◆ What you will do ◆
Repeat all entries exactly.

◆ Information provided ◆
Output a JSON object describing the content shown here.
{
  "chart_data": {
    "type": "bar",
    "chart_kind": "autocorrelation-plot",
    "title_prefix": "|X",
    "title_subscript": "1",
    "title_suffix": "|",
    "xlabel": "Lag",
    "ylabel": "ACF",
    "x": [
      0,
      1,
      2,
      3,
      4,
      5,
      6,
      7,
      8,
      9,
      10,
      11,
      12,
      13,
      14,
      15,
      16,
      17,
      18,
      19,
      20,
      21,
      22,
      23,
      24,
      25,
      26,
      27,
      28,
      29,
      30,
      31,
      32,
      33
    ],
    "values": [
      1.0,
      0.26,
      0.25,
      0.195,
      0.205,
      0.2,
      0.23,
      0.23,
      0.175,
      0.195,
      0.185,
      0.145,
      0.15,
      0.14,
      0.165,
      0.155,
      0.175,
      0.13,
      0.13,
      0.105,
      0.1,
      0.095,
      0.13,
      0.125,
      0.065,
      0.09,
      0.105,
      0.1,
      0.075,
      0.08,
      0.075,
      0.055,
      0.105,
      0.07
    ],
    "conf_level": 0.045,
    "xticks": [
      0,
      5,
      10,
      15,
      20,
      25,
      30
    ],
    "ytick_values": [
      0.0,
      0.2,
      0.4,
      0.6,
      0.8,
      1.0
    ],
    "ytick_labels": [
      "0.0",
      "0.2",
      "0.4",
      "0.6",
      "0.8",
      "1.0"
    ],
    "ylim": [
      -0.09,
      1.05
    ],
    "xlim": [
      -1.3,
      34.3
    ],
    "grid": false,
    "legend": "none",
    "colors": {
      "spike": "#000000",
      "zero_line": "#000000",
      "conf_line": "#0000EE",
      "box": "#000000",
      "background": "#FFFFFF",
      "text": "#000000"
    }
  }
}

◆ Output ◆
Output a JSON object describing the content shown here.
{
  "chart_data": {
    "type": "bar",
    "chart_kind": "autocorrelation-plot",
    "title_prefix": "|X",
    "title_subscript": "1",
    "title_suffix": "|",
    "xlabel": "Lag",
    "ylabel": "ACF",
    "x": [
      0,
      1,
      2,
      3,
      4,
      5,
      6,
      7,
      8,
      9,
      10,
      11,
      12,
      13,
      14,
      15,
      16,
      17,
      18,
      19,
      20,
      21,
      22,
      23,
      24,
      25,
      26,
      27,
      28,
      29,
      30,
      31,
      32,
      33
    ],
    "values": [
      1.0,
      0.26,
      0.25,
      0.195,
      0.205,
      0.2,
      0.23,
      0.23,
      0.175,
      0.195,
      0.185,
      0.145,
      0.15,
      0.14,
      0.165,
      0.155,
      0.175,
      0.13,
      0.13,
      0.105,
      0.1,
      0.095,
      0.13,
      0.125,
      0.065,
      0.09,
      0.105,
      0.1,
      0.075,
      0.08,
      0.075,
      0.055,
      0.105,
      0.07
    ],
    "conf_level": 0.045,
    "xticks": [
      0,
      5,
      10,
      15,
      20,
      25,
      30
    ],
    "ytick_values": [
      0.0,
      0.2,
      0.4,
      0.6,
      0.8,
      1.0
    ],
    "ytick_labels": [
      "0.0",
      "0.2",
      "0.4",
      "0.6",
      "0.8",
      "1.0"
    ],
    "ylim": [
      -0.09,
      1.05
    ],
    "xlim": [
      -1.3,
      34.3
    ],
    "grid": false,
    "legend": "none",
    "colors": {
      "spike": "#000000",
      "zero_line": "#000000",
      "conf_line": "#0000EE",
      "box": "#000000",
      "background": "#FFFFFF",
      "text": "#000000"
    }
  }
}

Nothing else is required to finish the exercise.